→ PROBLEM TO SOLVE: Retype every entry in its entirety, without alteration.

→ DATA ENTRIES:
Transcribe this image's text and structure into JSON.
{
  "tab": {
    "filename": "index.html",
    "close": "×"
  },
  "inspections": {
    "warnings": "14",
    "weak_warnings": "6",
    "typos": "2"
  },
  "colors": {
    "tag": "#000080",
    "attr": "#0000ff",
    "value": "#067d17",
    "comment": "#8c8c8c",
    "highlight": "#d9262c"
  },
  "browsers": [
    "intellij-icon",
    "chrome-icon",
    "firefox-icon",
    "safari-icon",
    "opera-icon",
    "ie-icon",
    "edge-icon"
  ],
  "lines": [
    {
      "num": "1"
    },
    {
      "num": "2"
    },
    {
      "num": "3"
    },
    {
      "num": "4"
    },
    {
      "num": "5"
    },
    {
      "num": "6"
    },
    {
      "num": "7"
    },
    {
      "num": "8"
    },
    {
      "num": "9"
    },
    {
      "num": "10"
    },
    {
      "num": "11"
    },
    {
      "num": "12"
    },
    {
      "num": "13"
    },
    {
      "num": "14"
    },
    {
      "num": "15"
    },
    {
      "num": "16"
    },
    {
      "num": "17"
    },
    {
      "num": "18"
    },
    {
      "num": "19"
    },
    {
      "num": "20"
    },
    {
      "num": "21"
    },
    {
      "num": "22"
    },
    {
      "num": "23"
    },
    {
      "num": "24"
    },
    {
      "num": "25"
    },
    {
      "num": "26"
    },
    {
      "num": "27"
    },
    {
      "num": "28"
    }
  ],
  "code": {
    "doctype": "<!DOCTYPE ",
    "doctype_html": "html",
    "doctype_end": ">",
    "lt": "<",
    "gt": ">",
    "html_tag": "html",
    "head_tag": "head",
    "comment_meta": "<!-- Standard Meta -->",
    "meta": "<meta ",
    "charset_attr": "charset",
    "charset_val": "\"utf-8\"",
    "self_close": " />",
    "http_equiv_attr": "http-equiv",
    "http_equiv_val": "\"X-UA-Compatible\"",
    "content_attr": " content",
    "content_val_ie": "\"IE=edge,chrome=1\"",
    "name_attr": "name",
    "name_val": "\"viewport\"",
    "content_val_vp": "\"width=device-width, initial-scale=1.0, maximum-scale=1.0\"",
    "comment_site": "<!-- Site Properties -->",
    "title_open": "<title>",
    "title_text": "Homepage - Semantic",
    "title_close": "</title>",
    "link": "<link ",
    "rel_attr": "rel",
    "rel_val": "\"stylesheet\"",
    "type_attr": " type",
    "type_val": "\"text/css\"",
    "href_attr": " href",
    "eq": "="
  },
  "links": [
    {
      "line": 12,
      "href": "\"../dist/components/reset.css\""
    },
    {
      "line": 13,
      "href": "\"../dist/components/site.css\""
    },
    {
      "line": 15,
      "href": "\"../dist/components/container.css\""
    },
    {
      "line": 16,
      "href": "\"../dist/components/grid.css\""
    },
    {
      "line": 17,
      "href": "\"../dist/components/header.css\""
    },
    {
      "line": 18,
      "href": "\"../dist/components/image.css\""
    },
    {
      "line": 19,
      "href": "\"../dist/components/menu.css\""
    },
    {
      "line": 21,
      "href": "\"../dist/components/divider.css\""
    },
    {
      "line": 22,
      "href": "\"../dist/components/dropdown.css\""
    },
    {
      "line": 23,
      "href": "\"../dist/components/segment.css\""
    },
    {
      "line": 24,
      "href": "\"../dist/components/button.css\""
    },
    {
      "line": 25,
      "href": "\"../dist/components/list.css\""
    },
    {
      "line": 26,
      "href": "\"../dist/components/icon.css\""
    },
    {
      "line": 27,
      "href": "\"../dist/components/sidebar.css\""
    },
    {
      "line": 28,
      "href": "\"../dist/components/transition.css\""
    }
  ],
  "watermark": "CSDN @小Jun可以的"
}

→ EXERCISE SOLUTION:
Transcribe this image's text and structure into JSON.
{
  "tab": {
    "filename": "index.html",
    "close": "×"
  },
  "inspections": {
    "warnings": "14",
    "weak_warnings": "6",
    "typos": "2"
  },
  "colors": {
    "tag": "#000080",
    "attr": "#0000ff",
    "value": "#067d17",
    "comment": "#8c8c8c",
    "highlight": "#d9262c"
  },
  "browsers": [
    "intellij-icon",
    "chrome-icon",
    "firefox-icon",
    "safari-icon",
    "opera-icon",
    "ie-icon",
    "edge-icon"
  ],
  "lines": [
    {
      "num": "1"
    },
    {
      "num": "2"
    },
    {
      "num": "3"
    },
    {
      "num": "4"
    },
    {
      "num": "5"
    },
    {
      "num": "6"
    },
    {
      "num": "7"
    },
    {
      "num": "8"
    },
    {
      "num": "9"
    },
    {
      "num": "10"
    },
    {
      "num": "11"
    },
    {
      "num": "12"
    },
    {
      "num": "13"
    },
    {
      "num": "14"
    },
    {
      "num": "15"
    },
    {
      "num": "16"
    },
    {
      "num": "17"
    },
    {
      "num": "18"
    },
    {
      "num": "19"
    },
    {
      "num": "20"
    },
    {
      "num": "21"
    },
    {
      "num": "22"
    },
    {
      "num": "23"
    },
    {
      "num": "24"
    },
    {
      "num": "25"
    },
    {
      "num": "26"
    },
    {
      "num": "27"
    },
    {
      "num": "28"
    }
  ],
  "code": {
    "doctype": "<!DOCTYPE ",
    "doctype_html": "html",
    "doctype_end": ">",
    "lt": "<",
    "gt": ">",
    "html_tag": "html",
    "head_tag": "head",
    "comment_meta": "<!-- Standard Meta -->",
    "meta": "<meta ",
    "charset_attr": "charset",
    "charset_val": "\"utf-8\"",
    "self_close": " />",
    "http_equiv_attr": "http-equiv",
    "http_equiv_val": "\"X-UA-Compatible\"",
    "content_attr": " content",
    "content_val_ie": "\"IE=edge,chrome=1\"",
    "name_attr": "name",
    "name_val": "\"viewport\"",
    "content_val_vp": "\"width=device-width, initial-scale=1.0, maximum-scale=1.0\"",
    "comment_site": "<!-- Site Properties -->",
    "title_open": "<title>",
    "title_text": "Homepage - Semantic",
    "title_close": "</title>",
    "link": "<link ",
    "rel_attr": "rel",
    "rel_val": "\"stylesheet\"",
    "type_attr": " type",
    "type_val": "\"text/css\"",
    "href_attr": " href",
    "eq": "="
  },
  "links": [
    {
      "line": 12,
      "href": "\"../dist/components/reset.css\""
    },
    {
      "line": 13,
      "href": "\"../dist/components/site.css\""
    },
    {
      "line": 15,
      "href": "\"../dist/components/container.css\""
    },
    {
      "line": 16,
      "href": "\"../dist/components/grid.css\""
    },
    {
      "line": 17,
      "href": "\"../dist/components/header.css\""
    },
    {
      "line": 18,
      "href": "\"../dist/components/image.css\""
    },
    {
      "line": 19,
      "href": "\"../dist/components/menu.css\""
    },
    {
      "line": 21,
      "href": "\"../dist/components/divider.css\""
    },
    {
      "line": 22,
      "href": "\"../dist/components/dropdown.css\""
    },
    {
      "line": 23,
      "href": "\"../dist/components/segment.css\""
    },
    {
      "line": 24,
      "href": "\"../dist/components/button.css\""
    },
    {
      "line": 25,
      "href": "\"../dist/components/list.css\""
    },
    {
      "line": 26,
      "href": "\"../dist/components/icon.css\""
    },
    {
      "line": 27,
      "href": "\"../dist/components/sidebar.css\""
    },
    {
      "line": 28,
      "href": "\"../dist/components/transition.css\""
    }
  ],
  "watermark": "CSDN @小Jun可以的"
}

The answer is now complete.